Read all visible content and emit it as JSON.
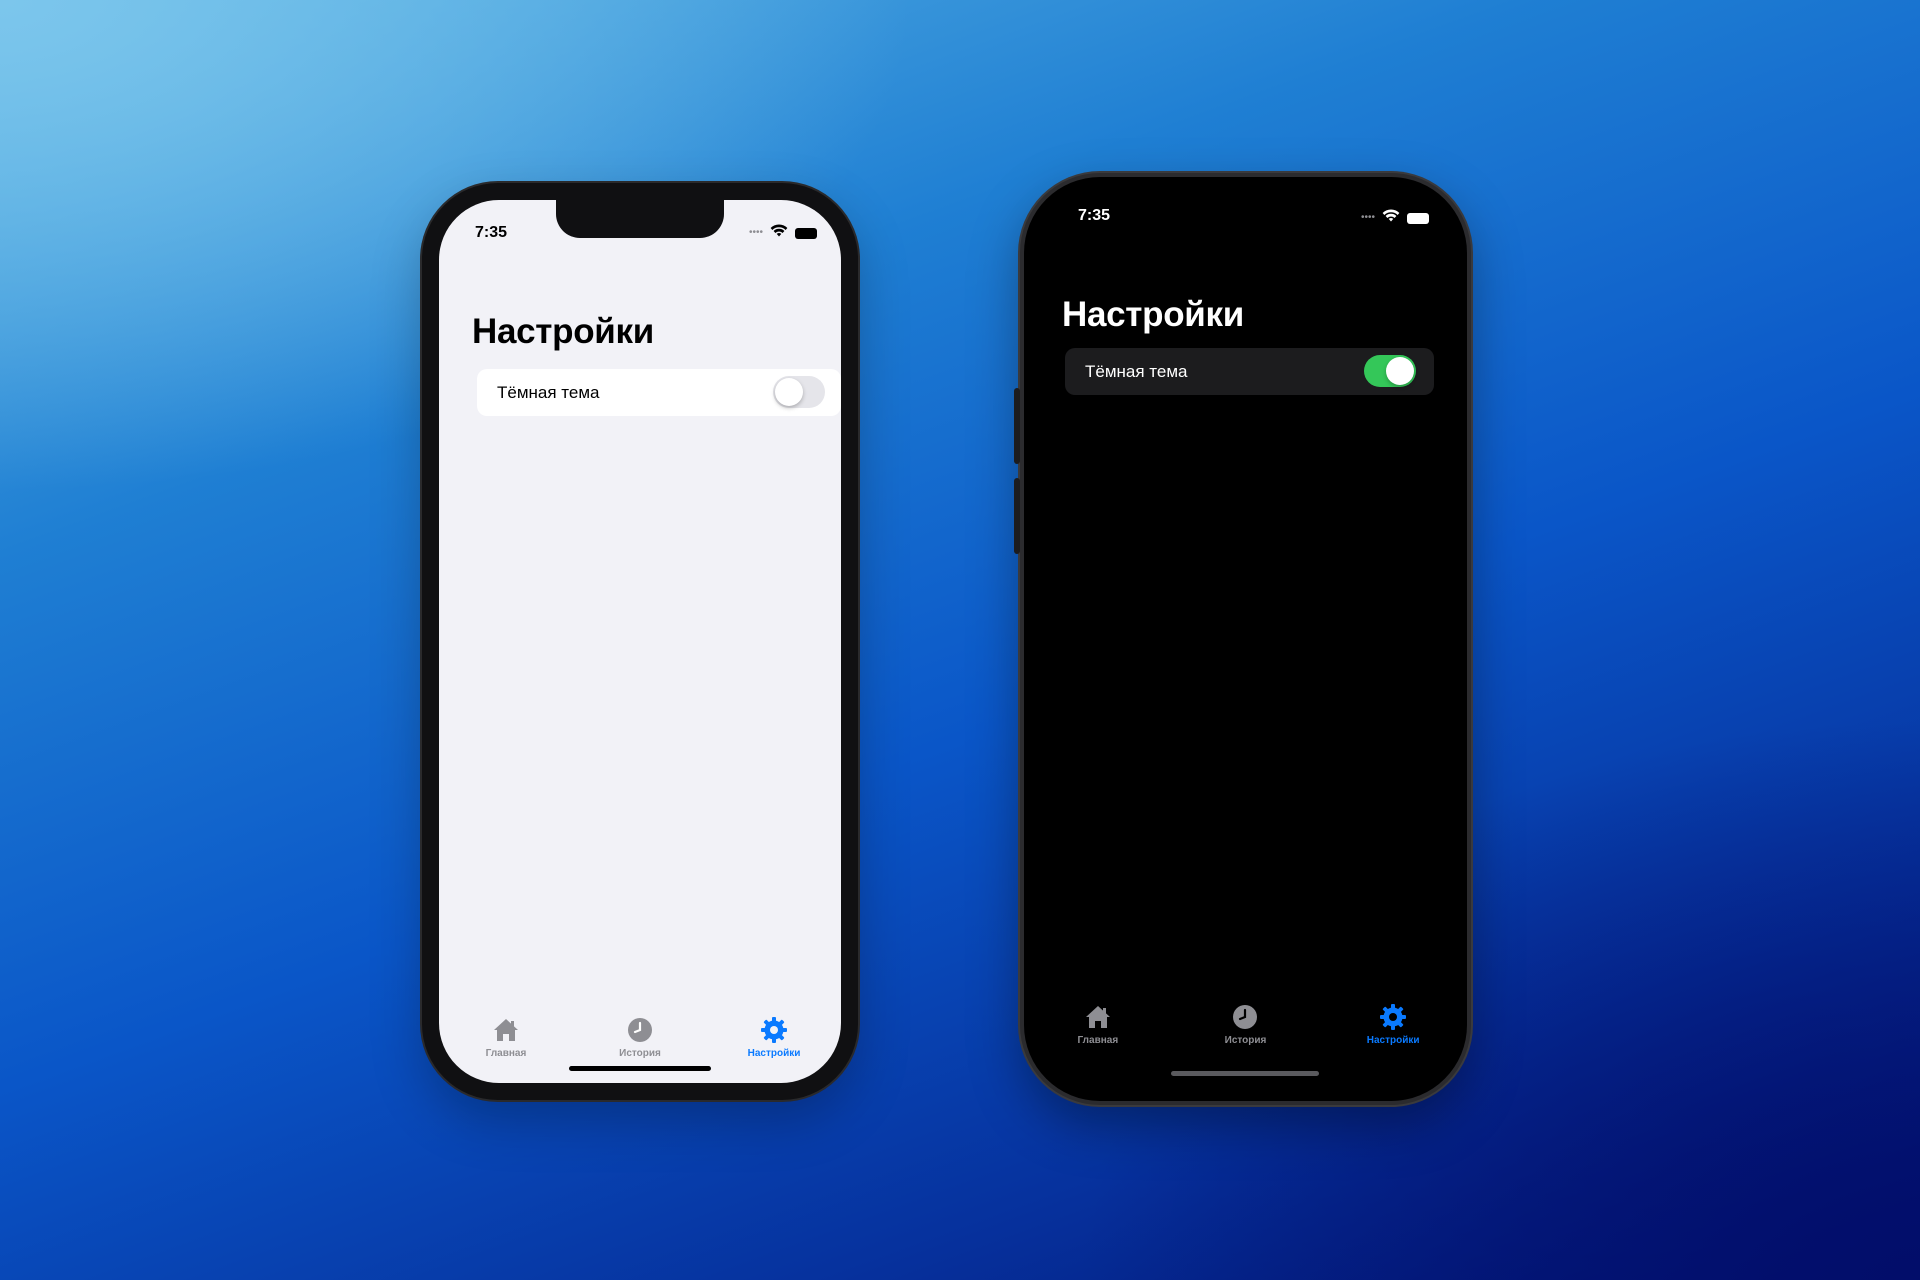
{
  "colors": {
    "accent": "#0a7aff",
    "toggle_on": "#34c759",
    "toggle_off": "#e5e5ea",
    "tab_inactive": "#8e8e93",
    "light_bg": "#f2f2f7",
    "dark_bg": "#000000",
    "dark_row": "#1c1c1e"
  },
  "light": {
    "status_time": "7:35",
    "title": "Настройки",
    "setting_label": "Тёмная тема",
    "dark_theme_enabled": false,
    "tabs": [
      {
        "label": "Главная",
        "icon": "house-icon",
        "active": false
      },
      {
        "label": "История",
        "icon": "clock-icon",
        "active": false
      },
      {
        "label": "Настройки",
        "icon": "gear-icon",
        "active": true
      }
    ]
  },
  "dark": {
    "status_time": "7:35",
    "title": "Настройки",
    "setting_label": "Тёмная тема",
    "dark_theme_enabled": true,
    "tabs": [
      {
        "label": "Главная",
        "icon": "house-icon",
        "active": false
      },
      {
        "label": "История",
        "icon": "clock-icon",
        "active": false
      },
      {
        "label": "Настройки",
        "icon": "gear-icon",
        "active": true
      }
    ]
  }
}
◇ ◇ ◇ ◇ ◇
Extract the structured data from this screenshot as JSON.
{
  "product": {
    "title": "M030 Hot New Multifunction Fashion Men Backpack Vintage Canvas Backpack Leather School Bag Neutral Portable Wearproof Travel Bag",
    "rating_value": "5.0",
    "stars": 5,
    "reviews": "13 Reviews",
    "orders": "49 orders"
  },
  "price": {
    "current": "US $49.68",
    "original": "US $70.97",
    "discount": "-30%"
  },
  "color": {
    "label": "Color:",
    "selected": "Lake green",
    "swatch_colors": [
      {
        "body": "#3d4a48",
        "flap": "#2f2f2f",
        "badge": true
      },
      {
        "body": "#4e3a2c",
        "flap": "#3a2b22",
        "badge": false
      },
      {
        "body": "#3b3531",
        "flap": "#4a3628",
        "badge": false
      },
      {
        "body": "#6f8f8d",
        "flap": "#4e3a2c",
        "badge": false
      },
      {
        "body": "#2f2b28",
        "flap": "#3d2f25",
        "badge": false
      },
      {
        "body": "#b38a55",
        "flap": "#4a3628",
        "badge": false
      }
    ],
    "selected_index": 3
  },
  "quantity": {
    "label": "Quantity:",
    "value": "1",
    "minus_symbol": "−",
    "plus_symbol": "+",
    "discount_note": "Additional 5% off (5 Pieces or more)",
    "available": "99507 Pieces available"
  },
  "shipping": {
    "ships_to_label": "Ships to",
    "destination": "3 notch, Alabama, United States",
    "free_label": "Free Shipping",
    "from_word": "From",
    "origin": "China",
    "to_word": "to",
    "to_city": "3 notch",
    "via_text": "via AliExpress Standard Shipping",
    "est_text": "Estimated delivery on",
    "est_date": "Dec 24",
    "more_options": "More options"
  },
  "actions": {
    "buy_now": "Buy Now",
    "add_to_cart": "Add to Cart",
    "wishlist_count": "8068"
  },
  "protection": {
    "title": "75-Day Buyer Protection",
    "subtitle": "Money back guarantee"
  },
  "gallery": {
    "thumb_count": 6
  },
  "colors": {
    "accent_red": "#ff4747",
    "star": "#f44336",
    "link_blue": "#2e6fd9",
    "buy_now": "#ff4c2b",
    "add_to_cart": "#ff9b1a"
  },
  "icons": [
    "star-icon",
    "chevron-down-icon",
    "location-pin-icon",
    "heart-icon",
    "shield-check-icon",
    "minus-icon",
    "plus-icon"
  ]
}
◇ ◇ ◇ ◇ ◇
Directions:
From the listing above, report the number of lines containing the string "flap", without any accompanying remarks.

Exercise output:
6